Your objective :: Would you repeat the lines from the one with "Extract all readable text from this page." through the final line, both included, and nothing else? No pictures belong in the copy.

Start of Supplied data

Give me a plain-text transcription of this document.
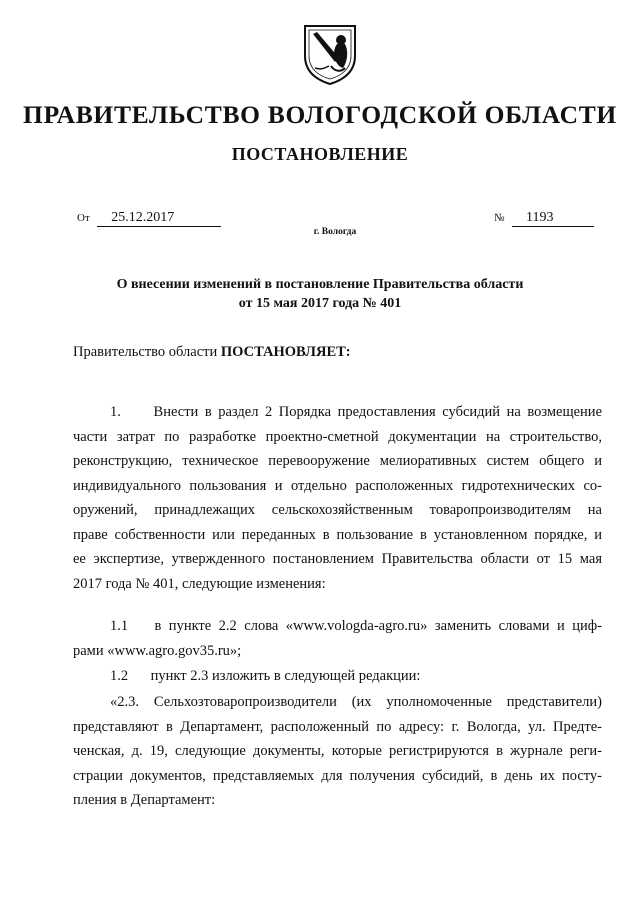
ПРАВИТЕЛЬСТВО ВОЛОГОДСКОЙ ОБЛАСТИ
ПОСТАНОВЛЕНИЕ
От 25.12.2017	№ 1193
г. Вологда
О внесении изменений в постановление Правительства области
от 15 мая 2017 года № 401
Правительство области ПОСТАНОВЛЯЕТ:
1. Внести в раздел 2 Порядка предоставления субсидий на возмещение
части затрат по разработке проектно-сметной документации на строительство,
реконструкцию, техническое перевооружение мелиоративных систем общего и
индивидуального пользования и отдельно расположенных гидротехнических со-
оружений, принадлежащих сельскохозяйственным товаропроизводителям на
праве собственности или переданных в пользование в установленном порядке, и
ее экспертизе, утвержденного постановлением Правительства области от 15 мая
2017 года № 401, следующие изменения:
1.1 в пункте 2.2 слова «www.vologda-agro.ru» заменить словами и циф-
рами «www.agro.gov35.ru»;
1.2 пункт 2.3 изложить в следующей редакции:
«2.3. Сельхозтоваропроизводители (их уполномоченные представители)
представляют в Департамент, расположенный по адресу: г. Вологда, ул. Предте-
ченская, д. 19, следующие документы, которые регистрируются в журнале реги-
страции документов, представляемых для получения субсидий, в день их посту-
пления в Департамент:
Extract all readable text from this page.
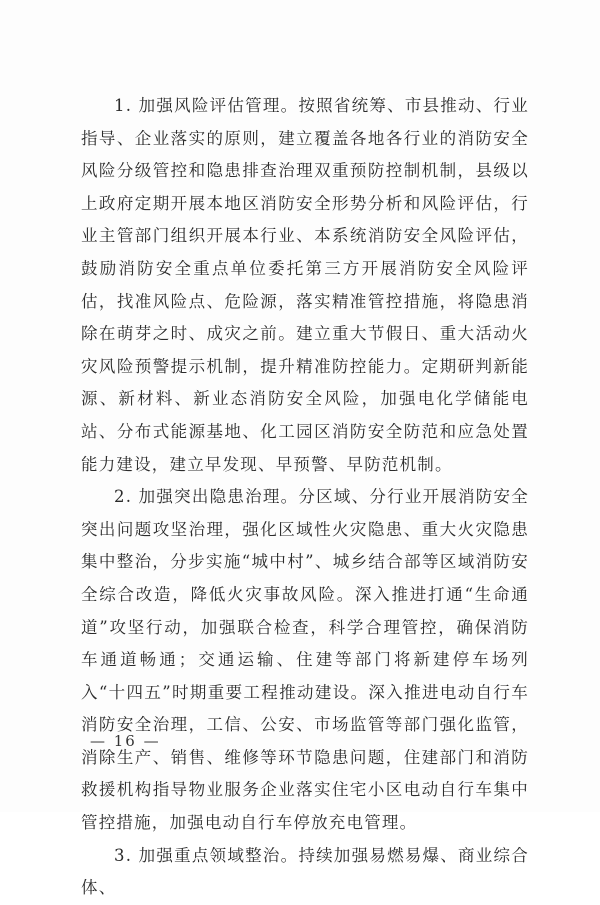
1. 加强风险评估管理。按照省统筹、市县推动、行业指导、企业落实的原则，建立覆盖各地各行业的消防安全风险分级管控和隐患排查治理双重预防控制机制，县级以上政府定期开展本地区消防安全形势分析和风险评估，行业主管部门组织开展本行业、本系统消防安全风险评估，鼓励消防安全重点单位委托第三方开展消防安全风险评估，找准风险点、危险源，落实精准管控措施，将隐患消除在萌芽之时、成灾之前。建立重大节假日、重大活动火灾风险预警提示机制，提升精准防控能力。定期研判新能源、新材料、新业态消防安全风险，加强电化学储能电站、分布式能源基地、化工园区消防安全防范和应急处置能力建设，建立早发现、早预警、早防范机制。

2. 加强突出隐患治理。分区域、分行业开展消防安全突出问题攻坚治理，强化区域性火灾隐患、重大火灾隐患集中整治，分步实施“城中村”、城乡结合部等区域消防安全综合改造，降低火灾事故风险。深入推进打通“生命通道”攻坚行动，加强联合检查，科学合理管控，确保消防车通道畅通；交通运输、住建等部门将新建停车场列入“十四五”时期重要工程推动建设。深入推进电动自行车消防安全治理，工信、公安、市场监管等部门强化监管，消除生产、销售、维修等环节隐患问题，住建部门和消防救援机构指导物业服务企业落实住宅小区电动自行车集中管控措施，加强电动自行车停放充电管理。

3. 加强重点领域整治。持续加强易燃易爆、商业综合体、

— 16 —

End of Supplied data

Answer to the task ::
Extract all readable text from this page.
1. 加强风险评估管理。按照省统筹、市县推动、行业指导、企业落实的原则，建立覆盖各地各行业的消防安全风险分级管控和隐患排查治理双重预防控制机制，县级以上政府定期开展本地区消防安全形势分析和风险评估，行业主管部门组织开展本行业、本系统消防安全风险评估，鼓励消防安全重点单位委托第三方开展消防安全风险评估，找准风险点、危险源，落实精准管控措施，将隐患消除在萌芽之时、成灾之前。建立重大节假日、重大活动火灾风险预警提示机制，提升精准防控能力。定期研判新能源、新材料、新业态消防安全风险，加强电化学储能电站、分布式能源基地、化工园区消防安全防范和应急处置能力建设，建立早发现、早预警、早防范机制。

2. 加强突出隐患治理。分区域、分行业开展消防安全突出问题攻坚治理，强化区域性火灾隐患、重大火灾隐患集中整治，分步实施“城中村”、城乡结合部等区域消防安全综合改造，降低火灾事故风险。深入推进打通“生命通道”攻坚行动，加强联合检查，科学合理管控，确保消防车通道畅通；交通运输、住建等部门将新建停车场列入“十四五”时期重要工程推动建设。深入推进电动自行车消防安全治理，工信、公安、市场监管等部门强化监管，消除生产、销售、维修等环节隐患问题，住建部门和消防救援机构指导物业服务企业落实住宅小区电动自行车集中管控措施，加强电动自行车停放充电管理。

3. 加强重点领域整治。持续加强易燃易爆、商业综合体、

— 16 —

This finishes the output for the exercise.